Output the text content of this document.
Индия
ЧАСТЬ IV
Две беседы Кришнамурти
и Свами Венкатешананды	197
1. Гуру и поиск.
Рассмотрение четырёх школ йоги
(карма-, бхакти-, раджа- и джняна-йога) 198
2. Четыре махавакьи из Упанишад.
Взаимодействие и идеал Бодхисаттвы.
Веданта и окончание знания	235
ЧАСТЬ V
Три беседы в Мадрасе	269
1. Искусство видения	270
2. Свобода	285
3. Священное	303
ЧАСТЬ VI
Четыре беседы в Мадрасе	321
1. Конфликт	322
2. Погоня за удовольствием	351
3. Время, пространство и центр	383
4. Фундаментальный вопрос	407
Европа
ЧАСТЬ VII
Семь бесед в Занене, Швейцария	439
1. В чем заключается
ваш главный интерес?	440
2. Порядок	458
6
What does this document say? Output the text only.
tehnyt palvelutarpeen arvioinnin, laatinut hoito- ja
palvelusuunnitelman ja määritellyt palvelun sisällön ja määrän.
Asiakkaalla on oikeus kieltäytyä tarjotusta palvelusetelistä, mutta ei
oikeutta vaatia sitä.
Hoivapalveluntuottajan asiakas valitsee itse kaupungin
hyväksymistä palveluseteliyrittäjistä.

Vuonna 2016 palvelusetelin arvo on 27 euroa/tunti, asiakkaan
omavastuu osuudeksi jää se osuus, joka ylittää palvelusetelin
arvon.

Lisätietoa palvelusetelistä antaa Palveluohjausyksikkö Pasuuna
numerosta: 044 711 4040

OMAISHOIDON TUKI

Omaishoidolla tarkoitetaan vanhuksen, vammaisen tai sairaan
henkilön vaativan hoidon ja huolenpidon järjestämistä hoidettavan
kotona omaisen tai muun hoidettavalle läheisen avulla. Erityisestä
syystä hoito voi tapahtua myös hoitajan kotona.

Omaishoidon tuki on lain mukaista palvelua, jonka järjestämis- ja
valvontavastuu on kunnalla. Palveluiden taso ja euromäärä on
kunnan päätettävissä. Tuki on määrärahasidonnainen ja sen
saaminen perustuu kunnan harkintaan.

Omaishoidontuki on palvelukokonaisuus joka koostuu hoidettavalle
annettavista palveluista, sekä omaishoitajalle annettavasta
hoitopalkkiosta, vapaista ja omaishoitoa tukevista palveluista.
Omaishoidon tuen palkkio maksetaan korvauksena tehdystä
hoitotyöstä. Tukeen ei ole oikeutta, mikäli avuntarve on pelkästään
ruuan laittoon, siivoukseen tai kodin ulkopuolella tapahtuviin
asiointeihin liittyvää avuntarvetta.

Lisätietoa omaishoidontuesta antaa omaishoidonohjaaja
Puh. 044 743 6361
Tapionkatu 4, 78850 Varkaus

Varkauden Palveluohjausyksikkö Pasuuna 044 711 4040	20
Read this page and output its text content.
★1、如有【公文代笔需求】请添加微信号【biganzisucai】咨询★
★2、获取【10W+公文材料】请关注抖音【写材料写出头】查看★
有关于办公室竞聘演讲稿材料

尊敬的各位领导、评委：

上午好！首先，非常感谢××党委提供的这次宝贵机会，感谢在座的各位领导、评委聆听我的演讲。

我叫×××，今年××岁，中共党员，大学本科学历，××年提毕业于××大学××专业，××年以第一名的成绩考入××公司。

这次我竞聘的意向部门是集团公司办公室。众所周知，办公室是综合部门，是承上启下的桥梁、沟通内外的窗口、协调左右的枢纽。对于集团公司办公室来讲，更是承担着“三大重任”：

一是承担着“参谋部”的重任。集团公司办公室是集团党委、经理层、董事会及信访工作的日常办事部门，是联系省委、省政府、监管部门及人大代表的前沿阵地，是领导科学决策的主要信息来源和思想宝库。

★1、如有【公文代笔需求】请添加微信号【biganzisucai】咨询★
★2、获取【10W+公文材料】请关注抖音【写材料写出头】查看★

Brief
Write down all the entries again without a single difference.

Result for this exercise
Output the text content of this document.
Индия
ЧАСТЬ IV
Две беседы Кришнамурти
и Свами Венкатешананды	197
1. Гуру и поиск.
Рассмотрение четырёх школ йоги
(карма-, бхакти-, раджа- и джняна-йога) 198
2. Четыре махавакьи из Упанишад.
Взаимодействие и идеал Бодхисаттвы.
Веданта и окончание знания	235
ЧАСТЬ V
Три беседы в Мадрасе	269
1. Искусство видения	270
2. Свобода	285
3. Священное	303
ЧАСТЬ VI
Четыре беседы в Мадрасе	321
1. Конфликт	322
2. Погоня за удовольствием	351
3. Время, пространство и центр	383
4. Фундаментальный вопрос	407
Европа
ЧАСТЬ VII
Семь бесед в Занене, Швейцария	439
1. В чем заключается
ваш главный интерес?	440
2. Порядок	458
6
What does this document say? Output the text only.
tehnyt palvelutarpeen arvioinnin, laatinut hoito- ja
palvelusuunnitelman ja määritellyt palvelun sisällön ja määrän.
Asiakkaalla on oikeus kieltäytyä tarjotusta palvelusetelistä, mutta ei
oikeutta vaatia sitä.
Hoivapalveluntuottajan asiakas valitsee itse kaupungin
hyväksymistä palveluseteliyrittäjistä.

Vuonna 2016 palvelusetelin arvo on 27 euroa/tunti, asiakkaan
omavastuu osuudeksi jää se osuus, joka ylittää palvelusetelin
arvon.

Lisätietoa palvelusetelistä antaa Palveluohjausyksikkö Pasuuna
numerosta: 044 711 4040

OMAISHOIDON TUKI

Omaishoidolla tarkoitetaan vanhuksen, vammaisen tai sairaan
henkilön vaativan hoidon ja huolenpidon järjestämistä hoidettavan
kotona omaisen tai muun hoidettavalle läheisen avulla. Erityisestä
syystä hoito voi tapahtua myös hoitajan kotona.

Omaishoidon tuki on lain mukaista palvelua, jonka järjestämis- ja
valvontavastuu on kunnalla. Palveluiden taso ja euromäärä on
kunnan päätettävissä. Tuki on määrärahasidonnainen ja sen
saaminen perustuu kunnan harkintaan.

Omaishoidontuki on palvelukokonaisuus joka koostuu hoidettavalle
annettavista palveluista, sekä omaishoitajalle annettavasta
hoitopalkkiosta, vapaista ja omaishoitoa tukevista palveluista.
Omaishoidon tuen palkkio maksetaan korvauksena tehdystä
hoitotyöstä. Tukeen ei ole oikeutta, mikäli avuntarve on pelkästään
ruuan laittoon, siivoukseen tai kodin ulkopuolella tapahtuviin
asiointeihin liittyvää avuntarvetta.

Lisätietoa omaishoidontuesta antaa omaishoidonohjaaja
Puh. 044 743 6361
Tapionkatu 4, 78850 Varkaus

Varkauden Palveluohjausyksikkö Pasuuna 044 711 4040	20
Read this page and output its text content.
★1、如有【公文代笔需求】请添加微信号【biganzisucai】咨询★
★2、获取【10W+公文材料】请关注抖音【写材料写出头】查看★
有关于办公室竞聘演讲稿材料

尊敬的各位领导、评委：

上午好！首先，非常感谢××党委提供的这次宝贵机会，感谢在座的各位领导、评委聆听我的演讲。

我叫×××，今年××岁，中共党员，大学本科学历，××年提毕业于××大学××专业，××年以第一名的成绩考入××公司。

这次我竞聘的意向部门是集团公司办公室。众所周知，办公室是综合部门，是承上启下的桥梁、沟通内外的窗口、协调左右的枢纽。对于集团公司办公室来讲，更是承担着“三大重任”：

一是承担着“参谋部”的重任。集团公司办公室是集团党委、经理层、董事会及信访工作的日常办事部门，是联系省委、省政府、监管部门及人大代表的前沿阵地，是领导科学决策的主要信息来源和思想宝库。

★1、如有【公文代笔需求】请添加微信号【biganzisucai】咨询★
★2、获取【10W+公文材料】请关注抖音【写材料写出头】查看★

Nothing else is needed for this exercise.